> **Stated goal A**: Render this sentence from the Zoltan notes in Spanish: "Zoltan uses Bugzilla to collect bug reports."
> **Stated goal B**: Give a two-sentence summary of the Zoltan notes.
> **Stated goal C**: Carry the Zoltan notes on past their last sentence with a short passage in the same style.

> **Selected extract**:
● ● ● ● ● ● ●
More examples are in the directory zoltan/SampleCmakeScripts. More details of CMake use in Trilinos are in
Trilinos/cmake/TrilinosCMakeQuickstart.txt.

Testing the Zoltan Library

The examples directory contains simple C and C++ examples which use the Zoltan library. The makefile in this directory has three targets: These examples are built automatically when the Autotools build environment or CMake build environment is used.

The "right" answer for these tests depends on the number of processes with which you run the tests. In general, if they compile successfully, run quickly (in seconds), and produce reasonable looking output, then Zoltan is built successfully.

Reporting Bugs in Zoltan

Zoltan uses Bugzilla to collect bug reports. Please read the instructions for reporting bugs through the Zoltan Bugzilla database.

Incorporating Zoltan into Applications

Incorporating Zoltan into applications requires three basic steps:

Writing query functions that return information about the application to Zoltan.
Initializing Zoltan, creating a Zoltan object, and setting appropriate parameters.
Calling Zoltan tools to perform partitioning, ordering, migration, coloring, etc.

The set of query functions needed by an application depends on the particular tools (e.g., partitioning, ordering) used and on the algorithms selected within the tools. Not all query functions are needed by every application. See documentation on tools and algorithms to determine which query functions are needed.

Building Applications that use Zoltan

The C library interface is described in the include file include/zoltan.h; this file should be included in all C application source files that call Zoltan library routines.

The C++ interface to Zoltan is implemented in header files which define classes that wrap the Zoltan C library. The file include/zoltan_cpp.h defines the Zoltan class which encapsulates a load balancing data structure and the Zoltan load balancing functions which operate upon it. Include this header file instead in your C++ application. Note that C++ applications should call the C function Zoltan_Initialize before creating a Zoltan object.

Fortran applications must USE module zoltan and specify the Zoltan installation's include directory as a directory to be searched for module information files.

The C, C++ or Fortran application should then be linked with the Zoltan library (built with Fortran support in the Fortran case) by including

-lzoltan

in the linking command for the application. Communication within Zoltan is performed through MPI, so appropriate MPI libraries must be linked with the application. Third-party libraries, such as ParMETIS, PT-Scotch and PaToH, must be also be linked with the application if they were included in compilation of the Zoltan library.
● ● ● ● ● ● ●
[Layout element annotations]
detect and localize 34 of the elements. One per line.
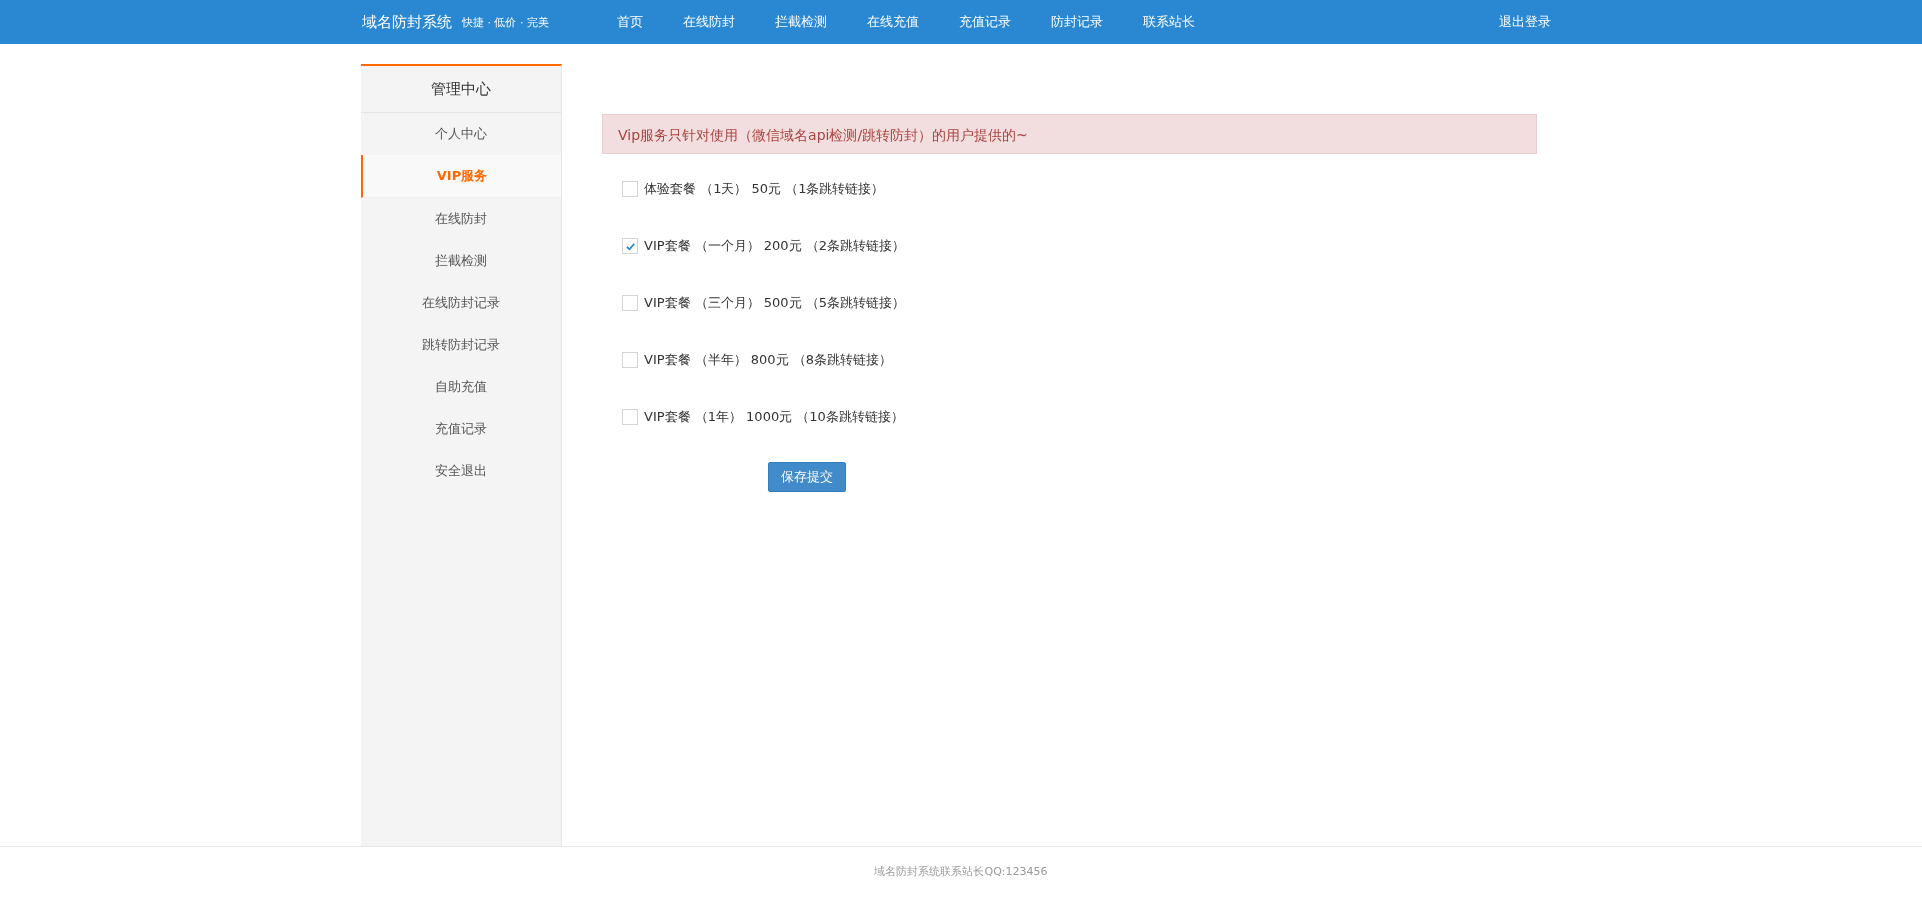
sidebar-item[interactable]: 安全退出 <box>361 450 561 492</box>
sidebar-item[interactable]: 在线防封 <box>361 198 561 240</box>
checkmark-icon <box>624 240 636 252</box>
plan-label: 体验套餐 （1天） 50元 （1条跳转链接） <box>644 180 885 198</box>
plan-label: VIP套餐 （1年） 1000元 （10条跳转链接） <box>644 408 904 426</box>
plan-label: VIP套餐 （一个月） 200元 （2条跳转链接） <box>644 237 906 255</box>
nav-link[interactable]: 联系站长 <box>1143 13 1195 31</box>
sidebar-title: 管理中心 <box>361 66 561 113</box>
submit-button[interactable]: 保存提交 <box>768 462 846 492</box>
checkbox[interactable] <box>622 352 638 368</box>
sidebar-item[interactable]: 充值记录 <box>361 408 561 450</box>
nav-link[interactable]: 充值记录 <box>959 13 1011 31</box>
nav-link[interactable]: 在线充值 <box>867 13 919 31</box>
sidebar-item[interactable]: 拦截检测 <box>361 240 561 282</box>
checkbox[interactable] <box>622 295 638 311</box>
nav-link[interactable]: 防封记录 <box>1051 13 1103 31</box>
notice-banner: Vip服务只针对使用（微信域名api检测/跳转防封）的用户提供的~ <box>602 114 1537 154</box>
sidebar-item[interactable]: 在线防封记录 <box>361 282 561 324</box>
checkbox[interactable] <box>622 181 638 197</box>
sidebar-item[interactable]: 跳转防封记录 <box>361 324 561 366</box>
footer-text: 域名防封系统联系站长QQ:123456 <box>874 864 1048 880</box>
logout-link[interactable]: 退出登录 <box>1499 13 1551 31</box>
nav-link[interactable]: 首页 <box>617 13 643 31</box>
nav-link[interactable]: 在线防封 <box>683 13 735 31</box>
site-title: 域名防封系统 <box>362 12 452 32</box>
plan-label: VIP套餐 （半年） 800元 （8条跳转链接） <box>644 351 893 369</box>
sidebar-item[interactable]: 自助充值 <box>361 366 561 408</box>
plan-label: VIP套餐 （三个月） 500元 （5条跳转链接） <box>644 294 906 312</box>
nav-link[interactable]: 拦截检测 <box>775 13 827 31</box>
checkbox[interactable] <box>622 238 638 254</box>
sidebar-item[interactable]: 个人中心 <box>361 113 561 155</box>
site-slogan: 快捷 · 低价 · 完美 <box>462 14 549 30</box>
sidebar-item[interactable]: VIP服务 <box>361 155 561 198</box>
checkbox[interactable] <box>622 409 638 425</box>
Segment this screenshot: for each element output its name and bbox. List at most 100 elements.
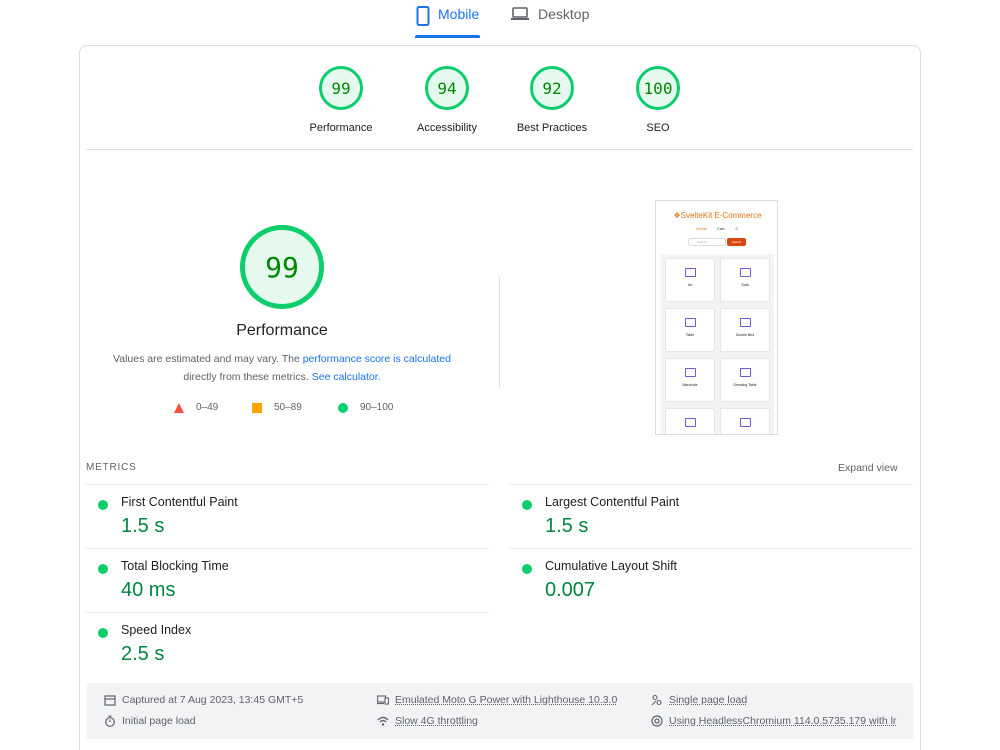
● ● ● ● ● ● ●
> **Answer A**: Zoltan utiliza Bugzilla para recopilar los informes de errores.

> **Answer B**: The examples directory holds simple C and C++ programs for checking that Zoltan built correctly, and adding Zoltan to an application means writing query functions, initializing Zoltan with a Zoltan object and parameters, and calling its tools. C programs include zoltan.h, C++ programs include zoltan_cpp.h, and Fortran programs use the zoltan module; all of them link with -lzoltan, plus MPI and any third-party libraries that were compiled into Zoltan.

> **Answer C**:
The installed files include/Makefile.export.zoltan* contain macros that can specify Zoltan paths and libraries in an application's Makefiles. Using these files, applications can be assured they are using the same build options that were used when Zoltan was built.

Data Types for Object IDs

Application query functions and application callable library functions use global and local identifiers (IDs) for objects. All objects to be used in load balancing must have unique global IDs. Zoltan stores an ID as an array of ZOLTAN_ID_TYPE. The default for ZOLTAN_ID_TYPE is unsigned int, but configuration parameters can select unsigned long or unsigned long long as the type; see above for the appropriate configuration flags for Autotools and CMake. The number of entries in these arrays can be set using the NUM_GID_ENTRIES and NUM_LID_ENTRIES parameters; by default, one ZOLTAN_ID_TYPE represents an ID. Applications may use whatever format is most convenient to store their IDs; the IDs can then be converted to and from Zoltan's ID format in the application-registered query functions.

Definitions of ZOLTAN_ID_TYPE and ZOLTAN_ID_MPI_TYPE are in include/zoltan_types.h; they can be used by an application for memory allocation, MPI communication, and as arguments to load-balancing interface functions and application-registered query functions. In the Fortran interface, IDs are passed as arrays of integers since unsigned integers are not supported in Fortran. See the description of the Fortran interface for more details.

The local IDs passed to Zoltan are not used by the library; they are provided for the convenience of the application and can contain any information desired by the application. For instance, local array indices for objects may be passed as local IDs, enabling direct access to object data in the query function routines. See the application-registered query functions for more details. The source code distribution contains an example application zdrive in which global IDs are integers and local IDs are local array indices. One may choose not to use local ids at all, in which case NUM_LID_ENTRIES may be set to zero.

Some Zoltan routines (e.g., Zoltan_LB_Partition and Zoltan_Invert_Lists) allocate arrays of type ZOLTAN_ID_PTR and return them to the application. Others (e.g., Zoltan_Order and Zoltan_DD_Find) require the application to allocate memory for IDs. Memory for IDs can be allocated as follows:

ZOLTAN_ID_PTR gids; int num_gids, int num_gid_entries; gids = (ZOLTAN_ID_PTR) ZOLTAN_MALLOC(num_gids * num_gid_entries * sizeof(ZOLTAN_ID_TYPE);

The system call malloc may be used instead of ZOLTAN_MALLOC.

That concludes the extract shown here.